++++ Source data

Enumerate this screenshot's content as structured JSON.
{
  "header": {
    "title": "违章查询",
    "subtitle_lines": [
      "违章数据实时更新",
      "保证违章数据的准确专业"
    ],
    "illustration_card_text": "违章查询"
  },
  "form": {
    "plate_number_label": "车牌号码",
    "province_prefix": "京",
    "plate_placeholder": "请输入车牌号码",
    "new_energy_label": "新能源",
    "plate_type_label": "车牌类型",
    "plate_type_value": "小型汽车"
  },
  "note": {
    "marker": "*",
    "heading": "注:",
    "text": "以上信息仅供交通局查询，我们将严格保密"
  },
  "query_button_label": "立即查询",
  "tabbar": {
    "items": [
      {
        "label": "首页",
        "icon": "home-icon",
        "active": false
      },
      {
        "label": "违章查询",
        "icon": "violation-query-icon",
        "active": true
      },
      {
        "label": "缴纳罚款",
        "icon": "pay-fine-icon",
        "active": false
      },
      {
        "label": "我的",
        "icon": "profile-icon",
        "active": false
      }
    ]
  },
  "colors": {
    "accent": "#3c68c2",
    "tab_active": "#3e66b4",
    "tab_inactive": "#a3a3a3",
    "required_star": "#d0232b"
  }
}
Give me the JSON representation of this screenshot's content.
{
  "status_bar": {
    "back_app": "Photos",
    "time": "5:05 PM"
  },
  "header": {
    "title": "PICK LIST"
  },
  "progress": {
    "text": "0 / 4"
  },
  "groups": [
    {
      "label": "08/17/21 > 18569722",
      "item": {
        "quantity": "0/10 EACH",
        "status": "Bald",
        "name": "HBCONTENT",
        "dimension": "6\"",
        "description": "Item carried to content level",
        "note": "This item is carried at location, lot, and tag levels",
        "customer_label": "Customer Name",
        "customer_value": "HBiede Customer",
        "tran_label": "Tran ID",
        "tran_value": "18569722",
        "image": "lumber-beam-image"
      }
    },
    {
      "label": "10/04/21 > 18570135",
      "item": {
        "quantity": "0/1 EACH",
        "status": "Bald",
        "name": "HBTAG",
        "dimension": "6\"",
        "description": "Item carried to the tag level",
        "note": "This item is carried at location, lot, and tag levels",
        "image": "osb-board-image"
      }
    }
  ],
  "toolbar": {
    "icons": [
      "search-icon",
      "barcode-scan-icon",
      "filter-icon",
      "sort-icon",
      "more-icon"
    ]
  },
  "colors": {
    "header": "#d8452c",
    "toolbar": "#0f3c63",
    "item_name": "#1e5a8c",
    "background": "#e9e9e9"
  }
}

++++++++

> Brief
Transcribe every entry word for word.

> Complete answer
Enumerate this screenshot's content as structured JSON.
{
  "header": {
    "title": "违章查询",
    "subtitle_lines": [
      "违章数据实时更新",
      "保证违章数据的准确专业"
    ],
    "illustration_card_text": "违章查询"
  },
  "form": {
    "plate_number_label": "车牌号码",
    "province_prefix": "京",
    "plate_placeholder": "请输入车牌号码",
    "new_energy_label": "新能源",
    "plate_type_label": "车牌类型",
    "plate_type_value": "小型汽车"
  },
  "note": {
    "marker": "*",
    "heading": "注:",
    "text": "以上信息仅供交通局查询，我们将严格保密"
  },
  "query_button_label": "立即查询",
  "tabbar": {
    "items": [
      {
        "label": "首页",
        "icon": "home-icon",
        "active": false
      },
      {
        "label": "违章查询",
        "icon": "violation-query-icon",
        "active": true
      },
      {
        "label": "缴纳罚款",
        "icon": "pay-fine-icon",
        "active": false
      },
      {
        "label": "我的",
        "icon": "profile-icon",
        "active": false
      }
    ]
  },
  "colors": {
    "accent": "#3c68c2",
    "tab_active": "#3e66b4",
    "tab_inactive": "#a3a3a3",
    "required_star": "#d0232b"
  }
}
Give me the JSON representation of this screenshot's content.
{
  "status_bar": {
    "back_app": "Photos",
    "time": "5:05 PM"
  },
  "header": {
    "title": "PICK LIST"
  },
  "progress": {
    "text": "0 / 4"
  },
  "groups": [
    {
      "label": "08/17/21 > 18569722",
      "item": {
        "quantity": "0/10 EACH",
        "status": "Bald",
        "name": "HBCONTENT",
        "dimension": "6\"",
        "description": "Item carried to content level",
        "note": "This item is carried at location, lot, and tag levels",
        "customer_label": "Customer Name",
        "customer_value": "HBiede Customer",
        "tran_label": "Tran ID",
        "tran_value": "18569722",
        "image": "lumber-beam-image"
      }
    },
    {
      "label": "10/04/21 > 18570135",
      "item": {
        "quantity": "0/1 EACH",
        "status": "Bald",
        "name": "HBTAG",
        "dimension": "6\"",
        "description": "Item carried to the tag level",
        "note": "This item is carried at location, lot, and tag levels",
        "image": "osb-board-image"
      }
    }
  ],
  "toolbar": {
    "icons": [
      "search-icon",
      "barcode-scan-icon",
      "filter-icon",
      "sort-icon",
      "more-icon"
    ]
  },
  "colors": {
    "header": "#d8452c",
    "toolbar": "#0f3c63",
    "item_name": "#1e5a8c",
    "background": "#e9e9e9"
  }
}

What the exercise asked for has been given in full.